Stored dataset items:

########

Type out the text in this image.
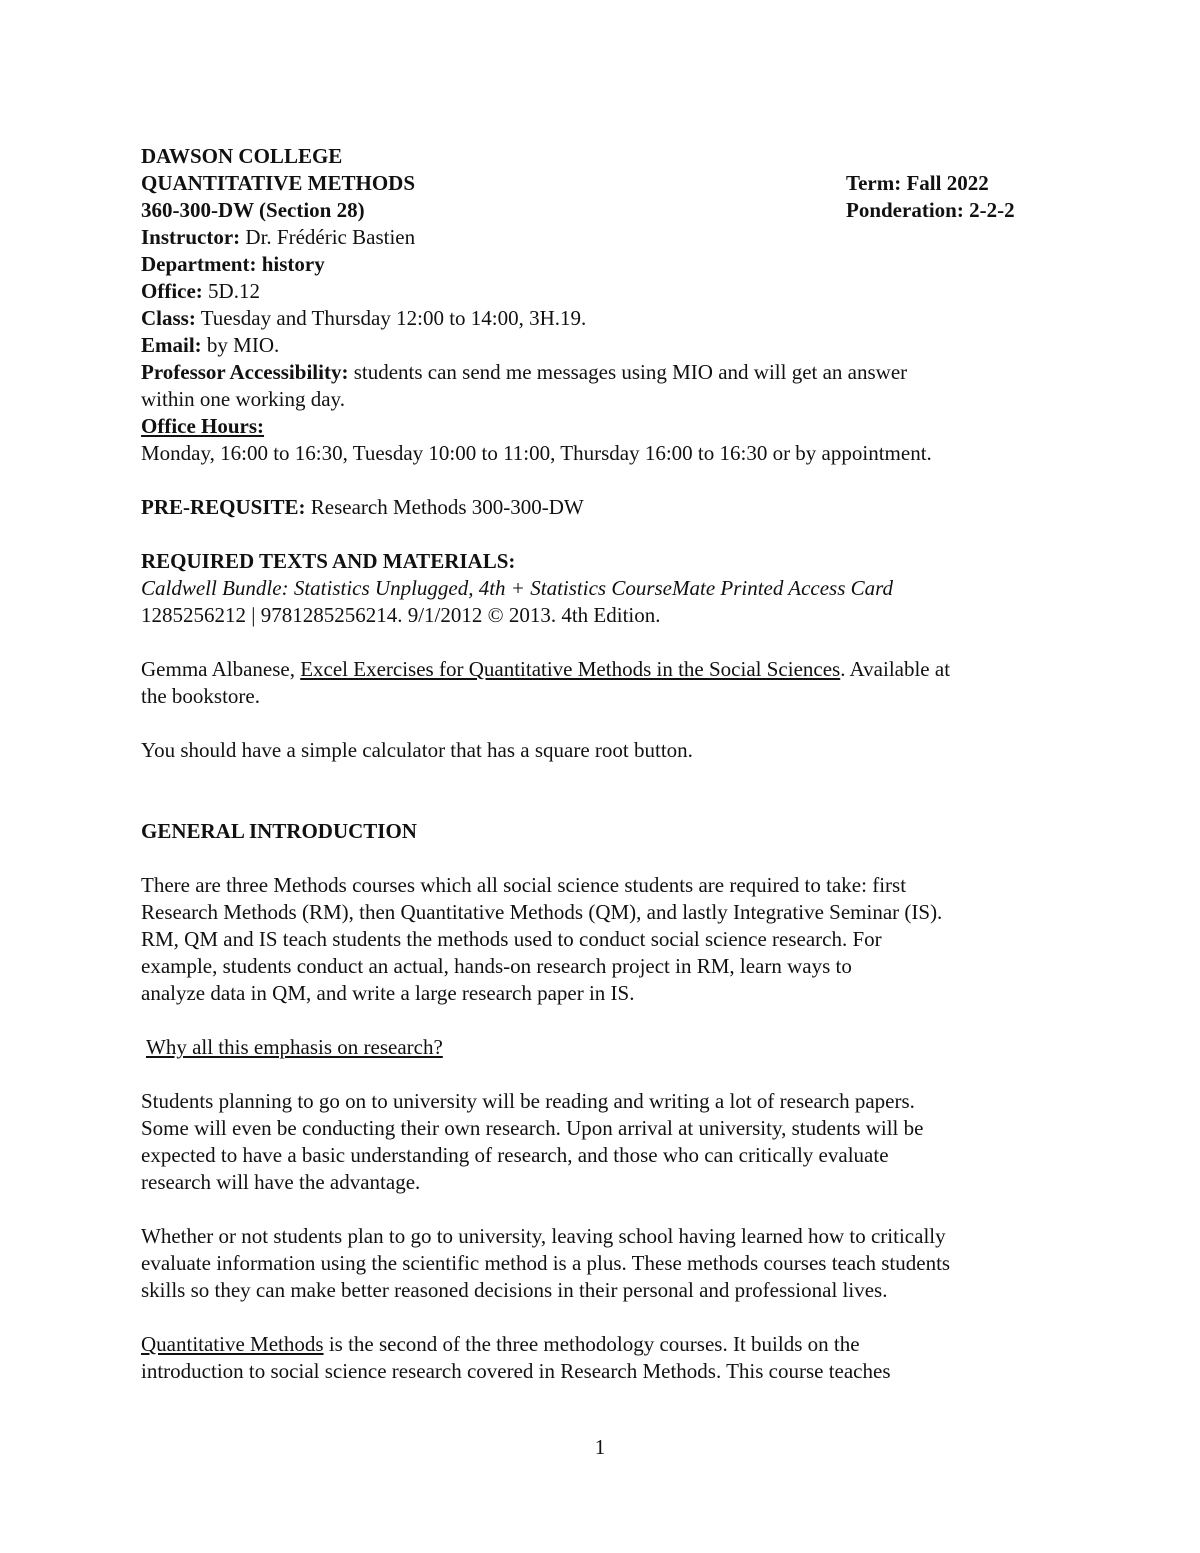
DAWSON COLLEGE
QUANTITATIVE METHODS	Term: Fall 2022
360-300-DW (Section 28)	Ponderation: 2-2-2
Instructor: Dr. Frédéric Bastien
Department: history
Office: 5D.12
Class: Tuesday and Thursday 12:00 to 14:00, 3H.19.
Email: by MIO.
Professor Accessibility: students can send me messages using MIO and will get an answer
within one working day.
Office Hours:
Monday, 16:00 to 16:30, Tuesday 10:00 to 11:00, Thursday 16:00 to 16:30 or by appointment.
PRE-REQUSITE: Research Methods 300-300-DW
REQUIRED TEXTS AND MATERIALS:
Caldwell Bundle: Statistics Unplugged, 4th + Statistics CourseMate Printed Access Card
1285256212 | 9781285256214. 9/1/2012 © 2013. 4th Edition.
Gemma Albanese, Excel Exercises for Quantitative Methods in the Social Sciences. Available at
the bookstore.
You should have a simple calculator that has a square root button.
GENERAL INTRODUCTION
There are three Methods courses which all social science students are required to take: first
Research Methods (RM), then Quantitative Methods (QM), and lastly Integrative Seminar (IS).
RM, QM and IS teach students the methods used to conduct social science research. For
example, students conduct an actual, hands-on research project in RM, learn ways to
analyze data in QM, and write a large research paper in IS.
Why all this emphasis on research?
Students planning to go on to university will be reading and writing a lot of research papers.
Some will even be conducting their own research. Upon arrival at university, students will be
expected to have a basic understanding of research, and those who can critically evaluate
research will have the advantage.
Whether or not students plan to go to university, leaving school having learned how to critically
evaluate information using the scientific method is a plus. These methods courses teach students
skills so they can make better reasoned decisions in their personal and professional lives.
Quantitative Methods is the second of the three methodology courses. It builds on the
introduction to social science research covered in Research Methods. This course teaches
1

########

Return all the entries word for word, but omit any pictures they contain.

§ **Output for this task**:
Type out the text in this image.
DAWSON COLLEGE
QUANTITATIVE METHODS	Term: Fall 2022
360-300-DW (Section 28)	Ponderation: 2-2-2
Instructor: Dr. Frédéric Bastien
Department: history
Office: 5D.12
Class: Tuesday and Thursday 12:00 to 14:00, 3H.19.
Email: by MIO.
Professor Accessibility: students can send me messages using MIO and will get an answer
within one working day.
Office Hours:
Monday, 16:00 to 16:30, Tuesday 10:00 to 11:00, Thursday 16:00 to 16:30 or by appointment.
PRE-REQUSITE: Research Methods 300-300-DW
REQUIRED TEXTS AND MATERIALS:
Caldwell Bundle: Statistics Unplugged, 4th + Statistics CourseMate Printed Access Card
1285256212 | 9781285256214. 9/1/2012 © 2013. 4th Edition.
Gemma Albanese, Excel Exercises for Quantitative Methods in the Social Sciences. Available at
the bookstore.
You should have a simple calculator that has a square root button.
GENERAL INTRODUCTION
There are three Methods courses which all social science students are required to take: first
Research Methods (RM), then Quantitative Methods (QM), and lastly Integrative Seminar (IS).
RM, QM and IS teach students the methods used to conduct social science research. For
example, students conduct an actual, hands-on research project in RM, learn ways to
analyze data in QM, and write a large research paper in IS.
Why all this emphasis on research?
Students planning to go on to university will be reading and writing a lot of research papers.
Some will even be conducting their own research. Upon arrival at university, students will be
expected to have a basic understanding of research, and those who can critically evaluate
research will have the advantage.
Whether or not students plan to go to university, leaving school having learned how to critically
evaluate information using the scientific method is a plus. These methods courses teach students
skills so they can make better reasoned decisions in their personal and professional lives.
Quantitative Methods is the second of the three methodology courses. It builds on the
introduction to social science research covered in Research Methods. This course teaches
1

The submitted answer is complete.